WRITTEN TASK> Count how many lines in this material contain "Advanced". The answer is that number alone.

## Begin SUPPLIED MATERIAL

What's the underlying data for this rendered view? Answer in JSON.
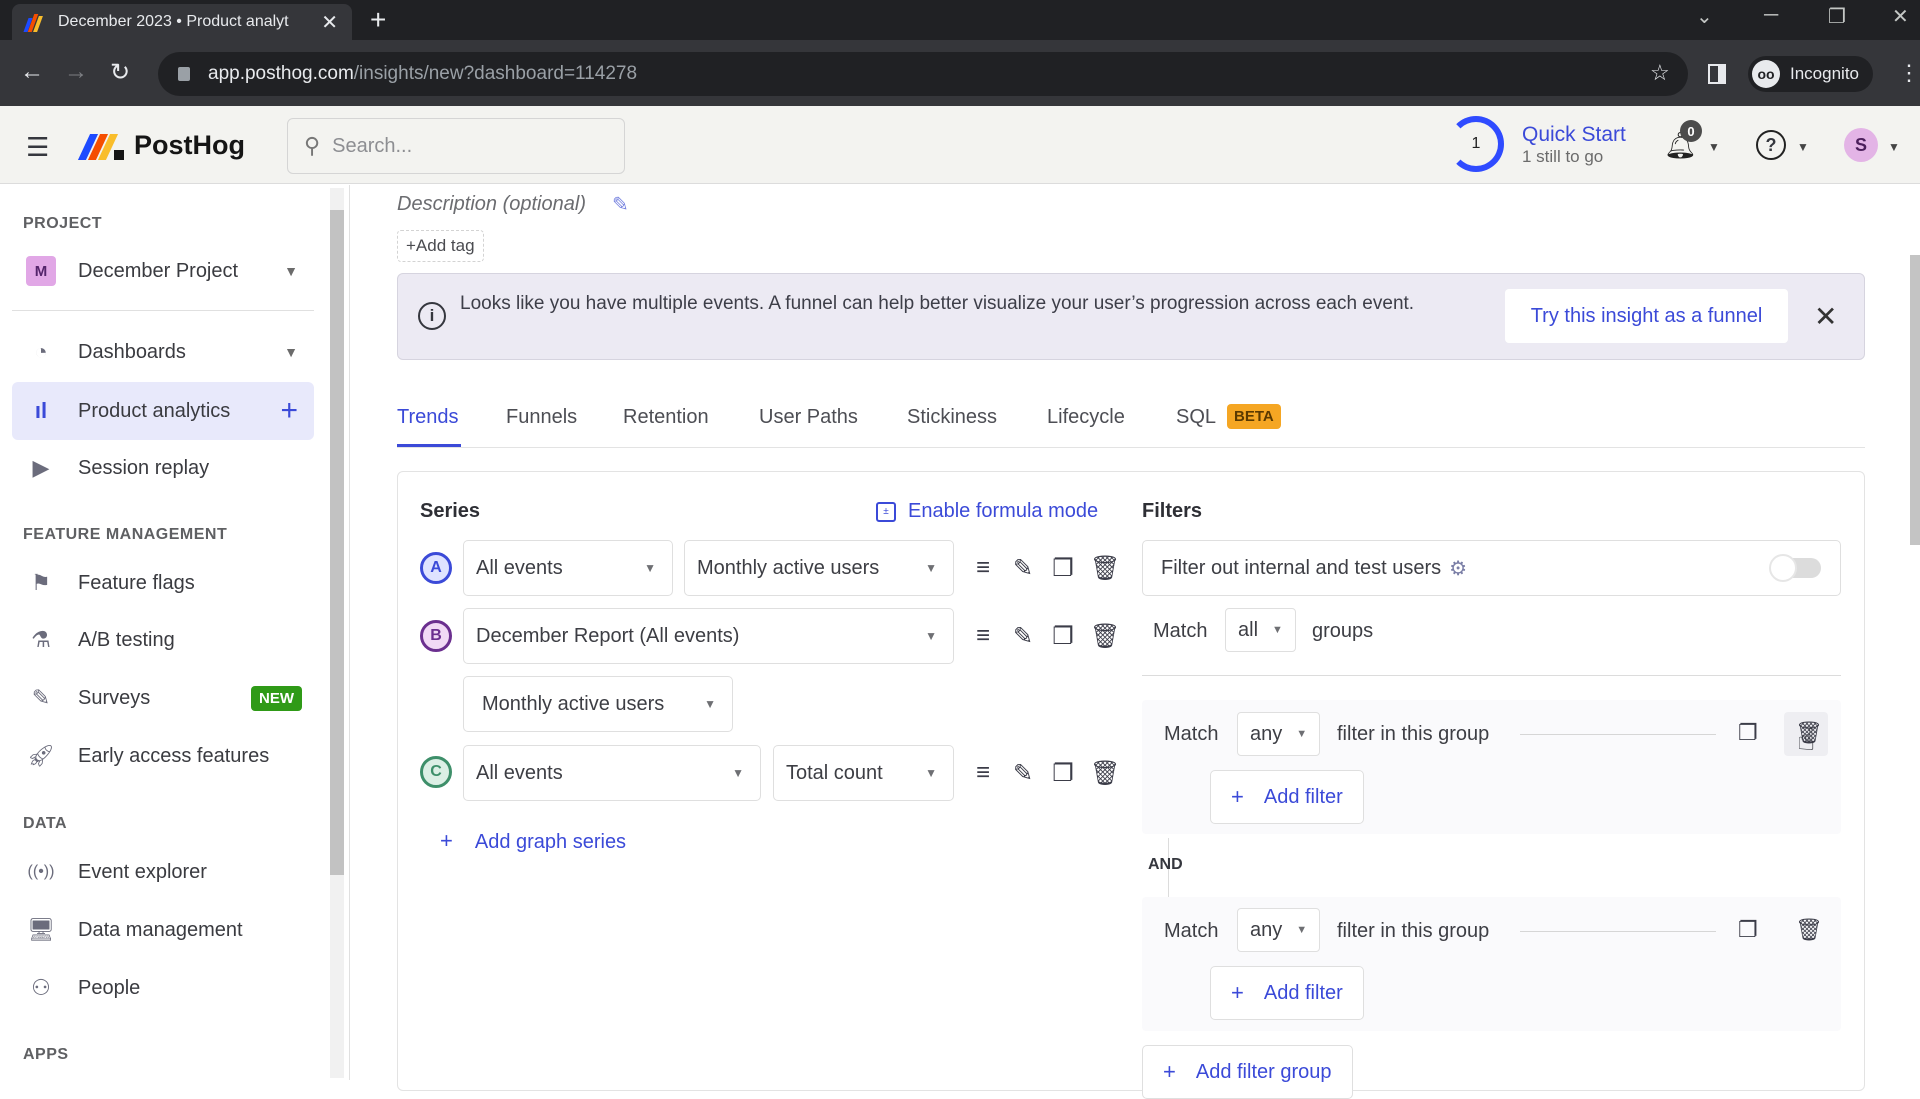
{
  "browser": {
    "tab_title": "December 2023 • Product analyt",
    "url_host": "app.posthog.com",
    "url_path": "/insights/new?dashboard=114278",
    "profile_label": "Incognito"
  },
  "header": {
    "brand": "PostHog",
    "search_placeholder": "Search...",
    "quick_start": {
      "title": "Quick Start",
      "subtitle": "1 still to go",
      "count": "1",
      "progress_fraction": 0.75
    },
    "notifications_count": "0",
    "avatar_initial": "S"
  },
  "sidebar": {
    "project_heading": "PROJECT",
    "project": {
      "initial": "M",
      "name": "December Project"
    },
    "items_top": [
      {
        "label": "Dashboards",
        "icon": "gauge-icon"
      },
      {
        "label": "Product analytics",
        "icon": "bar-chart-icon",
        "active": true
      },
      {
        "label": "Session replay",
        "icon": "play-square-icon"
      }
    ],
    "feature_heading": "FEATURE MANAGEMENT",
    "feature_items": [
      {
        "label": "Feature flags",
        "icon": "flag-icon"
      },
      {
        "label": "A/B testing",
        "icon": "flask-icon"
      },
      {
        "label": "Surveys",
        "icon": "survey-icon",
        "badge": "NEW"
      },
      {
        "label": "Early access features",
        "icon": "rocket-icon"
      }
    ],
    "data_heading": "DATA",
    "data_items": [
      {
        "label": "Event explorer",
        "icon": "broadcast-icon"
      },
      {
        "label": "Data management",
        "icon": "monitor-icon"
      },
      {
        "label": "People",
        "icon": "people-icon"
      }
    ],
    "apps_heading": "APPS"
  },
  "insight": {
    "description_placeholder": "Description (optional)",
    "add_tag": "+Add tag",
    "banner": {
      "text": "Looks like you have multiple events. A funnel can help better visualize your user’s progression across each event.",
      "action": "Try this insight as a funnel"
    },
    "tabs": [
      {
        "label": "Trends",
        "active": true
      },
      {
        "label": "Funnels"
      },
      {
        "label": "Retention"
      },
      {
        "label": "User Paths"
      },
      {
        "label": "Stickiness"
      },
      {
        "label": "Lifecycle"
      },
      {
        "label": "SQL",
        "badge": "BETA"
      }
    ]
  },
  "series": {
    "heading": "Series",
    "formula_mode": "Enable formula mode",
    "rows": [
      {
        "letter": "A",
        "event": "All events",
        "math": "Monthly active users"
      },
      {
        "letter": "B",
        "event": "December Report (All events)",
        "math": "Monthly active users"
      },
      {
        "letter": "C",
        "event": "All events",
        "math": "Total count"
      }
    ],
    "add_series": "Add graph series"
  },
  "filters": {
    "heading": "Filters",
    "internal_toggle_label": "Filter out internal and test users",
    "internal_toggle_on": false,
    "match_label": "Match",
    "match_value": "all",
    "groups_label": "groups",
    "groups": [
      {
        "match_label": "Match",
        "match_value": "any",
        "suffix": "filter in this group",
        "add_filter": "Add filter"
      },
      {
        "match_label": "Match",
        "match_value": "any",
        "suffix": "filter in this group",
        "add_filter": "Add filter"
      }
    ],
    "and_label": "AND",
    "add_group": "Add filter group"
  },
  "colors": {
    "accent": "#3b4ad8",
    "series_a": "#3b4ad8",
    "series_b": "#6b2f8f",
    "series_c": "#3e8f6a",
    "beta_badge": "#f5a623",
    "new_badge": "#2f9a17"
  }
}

## End SUPPLIED MATERIAL
## Begin SUPPLIED MATERIAL

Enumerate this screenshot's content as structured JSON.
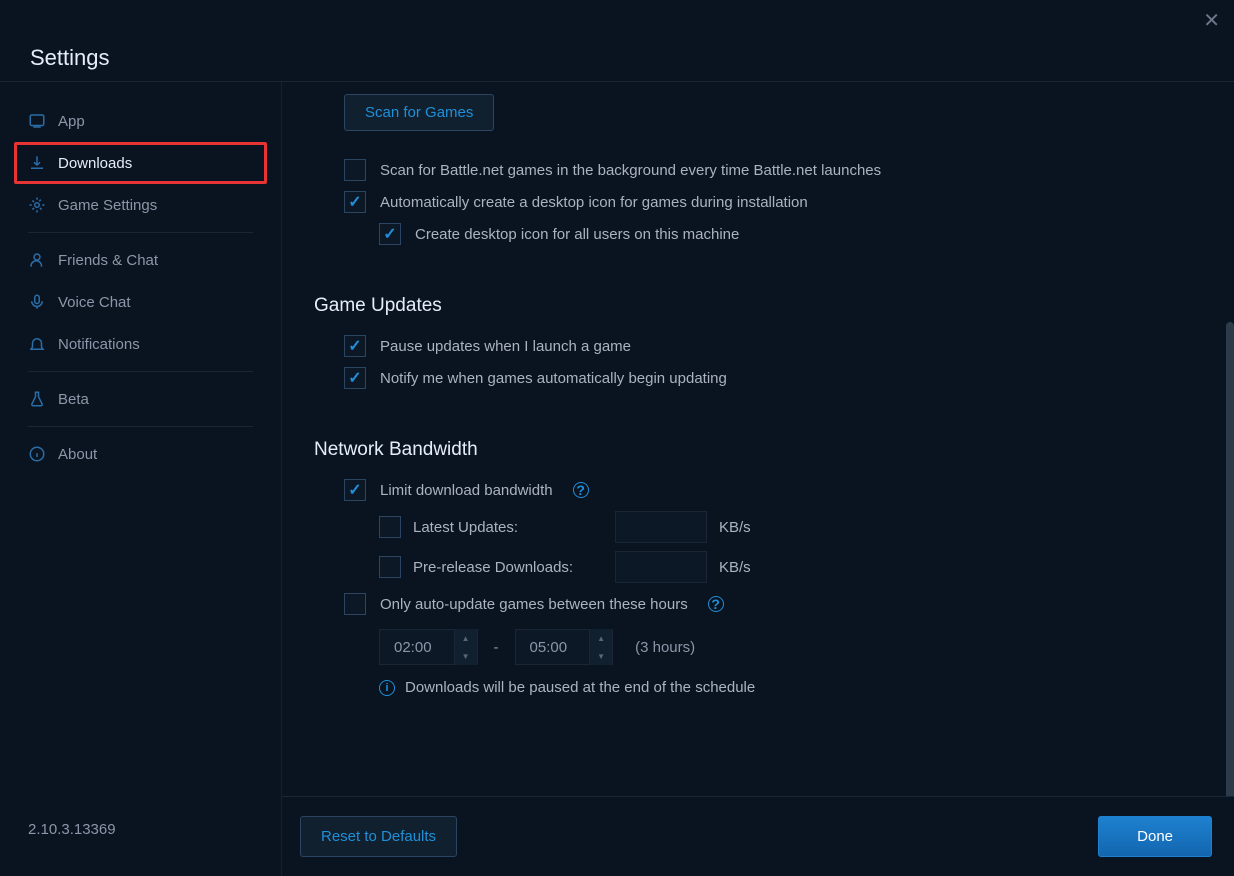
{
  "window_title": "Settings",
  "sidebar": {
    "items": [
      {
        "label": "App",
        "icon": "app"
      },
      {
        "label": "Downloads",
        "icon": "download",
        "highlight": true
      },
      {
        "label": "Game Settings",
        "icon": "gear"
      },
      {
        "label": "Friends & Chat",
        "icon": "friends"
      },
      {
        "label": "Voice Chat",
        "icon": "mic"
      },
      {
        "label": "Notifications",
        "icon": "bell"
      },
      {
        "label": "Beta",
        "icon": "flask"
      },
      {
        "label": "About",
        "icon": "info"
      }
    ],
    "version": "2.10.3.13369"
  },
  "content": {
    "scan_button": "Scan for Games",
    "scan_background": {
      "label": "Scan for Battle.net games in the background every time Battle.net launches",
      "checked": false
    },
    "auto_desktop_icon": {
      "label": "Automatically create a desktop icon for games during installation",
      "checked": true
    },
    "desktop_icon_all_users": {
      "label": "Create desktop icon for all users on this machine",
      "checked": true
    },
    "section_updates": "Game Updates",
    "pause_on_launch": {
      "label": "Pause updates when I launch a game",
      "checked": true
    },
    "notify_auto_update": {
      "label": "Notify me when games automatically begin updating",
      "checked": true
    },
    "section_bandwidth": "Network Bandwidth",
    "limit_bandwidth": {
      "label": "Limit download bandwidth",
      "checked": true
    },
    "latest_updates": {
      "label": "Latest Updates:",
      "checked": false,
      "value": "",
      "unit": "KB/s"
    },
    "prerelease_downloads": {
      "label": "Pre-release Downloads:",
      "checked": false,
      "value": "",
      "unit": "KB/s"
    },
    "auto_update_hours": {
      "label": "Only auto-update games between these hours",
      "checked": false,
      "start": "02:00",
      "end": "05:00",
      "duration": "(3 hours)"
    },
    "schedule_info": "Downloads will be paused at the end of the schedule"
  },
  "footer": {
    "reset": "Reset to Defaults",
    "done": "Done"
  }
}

## End SUPPLIED MATERIAL
## Begin SUPPLIED MATERIAL

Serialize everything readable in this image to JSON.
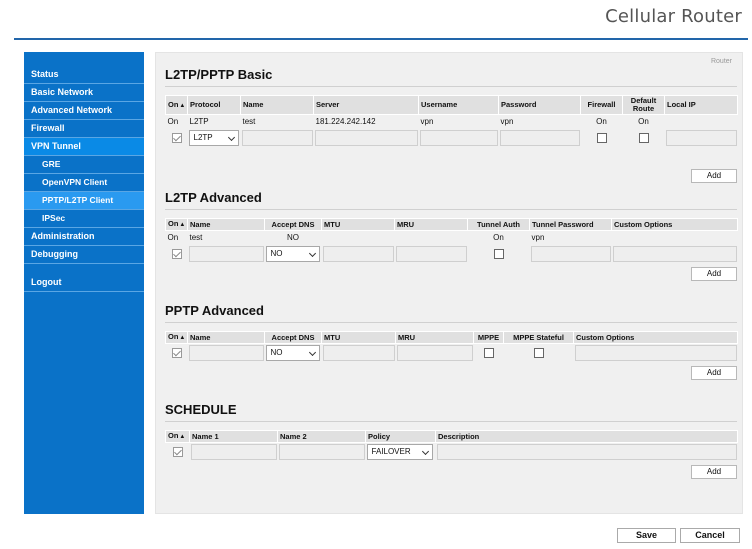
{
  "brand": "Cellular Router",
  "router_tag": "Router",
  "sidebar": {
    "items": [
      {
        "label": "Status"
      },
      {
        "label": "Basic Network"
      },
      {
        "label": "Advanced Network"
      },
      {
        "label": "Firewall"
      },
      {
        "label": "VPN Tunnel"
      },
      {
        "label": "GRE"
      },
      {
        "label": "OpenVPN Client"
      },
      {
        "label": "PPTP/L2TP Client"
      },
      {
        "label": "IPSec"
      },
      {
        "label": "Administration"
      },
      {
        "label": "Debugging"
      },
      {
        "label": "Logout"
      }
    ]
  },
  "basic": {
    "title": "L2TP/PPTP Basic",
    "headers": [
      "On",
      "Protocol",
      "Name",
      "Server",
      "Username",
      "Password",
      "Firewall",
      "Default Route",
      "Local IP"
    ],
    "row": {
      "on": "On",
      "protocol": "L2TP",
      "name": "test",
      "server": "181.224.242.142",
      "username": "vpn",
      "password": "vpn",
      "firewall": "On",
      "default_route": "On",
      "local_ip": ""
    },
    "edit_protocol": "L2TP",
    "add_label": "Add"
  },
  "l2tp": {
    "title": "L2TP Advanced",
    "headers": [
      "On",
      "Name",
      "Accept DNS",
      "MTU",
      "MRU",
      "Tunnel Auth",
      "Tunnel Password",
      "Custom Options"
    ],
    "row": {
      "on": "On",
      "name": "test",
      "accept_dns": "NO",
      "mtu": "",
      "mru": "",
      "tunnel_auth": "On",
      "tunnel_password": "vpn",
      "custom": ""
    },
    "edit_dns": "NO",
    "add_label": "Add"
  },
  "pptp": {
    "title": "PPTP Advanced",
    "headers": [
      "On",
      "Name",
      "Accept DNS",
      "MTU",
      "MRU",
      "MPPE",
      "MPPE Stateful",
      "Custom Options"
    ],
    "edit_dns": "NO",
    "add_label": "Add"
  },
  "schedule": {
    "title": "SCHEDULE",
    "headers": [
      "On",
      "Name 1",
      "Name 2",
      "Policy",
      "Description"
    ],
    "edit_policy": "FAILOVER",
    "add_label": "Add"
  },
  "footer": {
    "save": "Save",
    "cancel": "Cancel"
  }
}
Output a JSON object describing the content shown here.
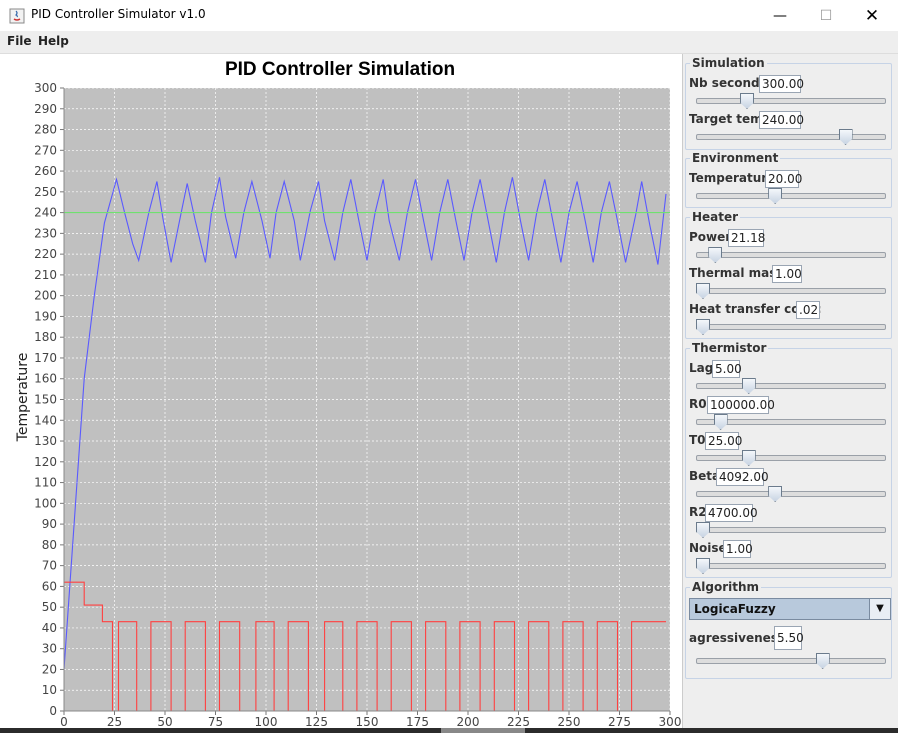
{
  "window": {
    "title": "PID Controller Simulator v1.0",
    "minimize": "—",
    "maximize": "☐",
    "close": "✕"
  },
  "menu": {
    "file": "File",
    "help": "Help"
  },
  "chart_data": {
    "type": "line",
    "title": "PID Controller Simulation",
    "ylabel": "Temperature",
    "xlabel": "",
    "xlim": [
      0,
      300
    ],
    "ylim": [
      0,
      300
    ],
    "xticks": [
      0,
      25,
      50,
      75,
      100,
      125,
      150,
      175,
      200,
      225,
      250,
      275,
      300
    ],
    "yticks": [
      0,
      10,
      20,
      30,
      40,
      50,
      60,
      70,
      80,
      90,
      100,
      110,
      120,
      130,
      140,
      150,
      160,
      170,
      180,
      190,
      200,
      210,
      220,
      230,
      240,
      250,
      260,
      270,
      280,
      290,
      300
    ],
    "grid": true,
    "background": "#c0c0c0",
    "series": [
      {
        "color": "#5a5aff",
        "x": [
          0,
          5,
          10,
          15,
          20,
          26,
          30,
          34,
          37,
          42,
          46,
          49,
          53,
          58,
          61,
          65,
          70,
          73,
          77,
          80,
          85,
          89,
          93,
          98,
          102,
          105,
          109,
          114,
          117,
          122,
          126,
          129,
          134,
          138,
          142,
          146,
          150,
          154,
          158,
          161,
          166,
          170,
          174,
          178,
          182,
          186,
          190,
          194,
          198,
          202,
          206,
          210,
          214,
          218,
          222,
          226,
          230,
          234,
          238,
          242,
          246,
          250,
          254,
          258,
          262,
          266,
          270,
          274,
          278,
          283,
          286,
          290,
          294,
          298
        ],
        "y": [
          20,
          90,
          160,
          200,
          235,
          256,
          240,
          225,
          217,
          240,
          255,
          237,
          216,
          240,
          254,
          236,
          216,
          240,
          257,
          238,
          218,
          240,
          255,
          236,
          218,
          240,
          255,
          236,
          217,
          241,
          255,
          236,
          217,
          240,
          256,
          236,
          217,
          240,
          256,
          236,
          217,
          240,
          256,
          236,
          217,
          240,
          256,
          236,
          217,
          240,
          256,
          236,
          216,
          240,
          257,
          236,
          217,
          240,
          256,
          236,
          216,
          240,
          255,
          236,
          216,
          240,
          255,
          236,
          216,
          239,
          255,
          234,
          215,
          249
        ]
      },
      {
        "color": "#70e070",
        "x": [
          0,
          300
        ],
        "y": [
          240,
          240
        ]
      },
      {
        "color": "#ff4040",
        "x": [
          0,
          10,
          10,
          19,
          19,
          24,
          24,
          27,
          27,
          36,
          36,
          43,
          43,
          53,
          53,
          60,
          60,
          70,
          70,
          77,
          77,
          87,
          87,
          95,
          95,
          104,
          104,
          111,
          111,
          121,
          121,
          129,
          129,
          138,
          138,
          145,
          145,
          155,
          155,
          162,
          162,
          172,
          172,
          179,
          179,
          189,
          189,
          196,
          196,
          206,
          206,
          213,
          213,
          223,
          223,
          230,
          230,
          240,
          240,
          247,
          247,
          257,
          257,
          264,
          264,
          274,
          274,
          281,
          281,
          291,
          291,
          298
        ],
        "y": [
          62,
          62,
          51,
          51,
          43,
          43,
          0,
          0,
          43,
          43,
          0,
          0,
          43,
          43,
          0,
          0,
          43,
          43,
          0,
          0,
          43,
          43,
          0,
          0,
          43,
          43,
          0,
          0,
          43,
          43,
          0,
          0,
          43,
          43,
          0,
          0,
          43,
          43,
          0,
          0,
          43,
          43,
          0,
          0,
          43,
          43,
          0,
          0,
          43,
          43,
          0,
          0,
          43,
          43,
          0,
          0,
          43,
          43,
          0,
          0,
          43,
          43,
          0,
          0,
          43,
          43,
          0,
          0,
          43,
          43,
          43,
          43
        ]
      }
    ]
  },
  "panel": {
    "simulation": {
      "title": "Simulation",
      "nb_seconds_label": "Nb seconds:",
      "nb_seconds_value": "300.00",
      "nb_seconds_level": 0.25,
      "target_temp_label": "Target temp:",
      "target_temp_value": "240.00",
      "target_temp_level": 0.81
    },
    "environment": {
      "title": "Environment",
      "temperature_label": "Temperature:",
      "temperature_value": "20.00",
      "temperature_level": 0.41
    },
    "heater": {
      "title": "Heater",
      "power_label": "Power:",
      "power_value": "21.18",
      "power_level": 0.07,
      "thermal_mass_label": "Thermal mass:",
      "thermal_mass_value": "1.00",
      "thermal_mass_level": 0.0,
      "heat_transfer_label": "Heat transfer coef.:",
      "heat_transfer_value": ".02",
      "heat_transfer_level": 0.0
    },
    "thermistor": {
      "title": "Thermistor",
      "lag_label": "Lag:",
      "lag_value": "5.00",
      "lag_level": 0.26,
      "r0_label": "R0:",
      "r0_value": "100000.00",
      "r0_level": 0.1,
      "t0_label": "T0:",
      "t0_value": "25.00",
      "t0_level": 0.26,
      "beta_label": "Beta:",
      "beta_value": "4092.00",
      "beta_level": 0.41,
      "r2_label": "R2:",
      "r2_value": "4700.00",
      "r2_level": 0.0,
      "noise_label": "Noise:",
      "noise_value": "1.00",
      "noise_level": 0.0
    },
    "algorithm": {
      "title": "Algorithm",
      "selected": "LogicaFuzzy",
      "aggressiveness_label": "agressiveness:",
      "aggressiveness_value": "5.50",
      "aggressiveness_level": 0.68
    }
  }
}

## End SUPPLIED MATERIAL

REPLY> 3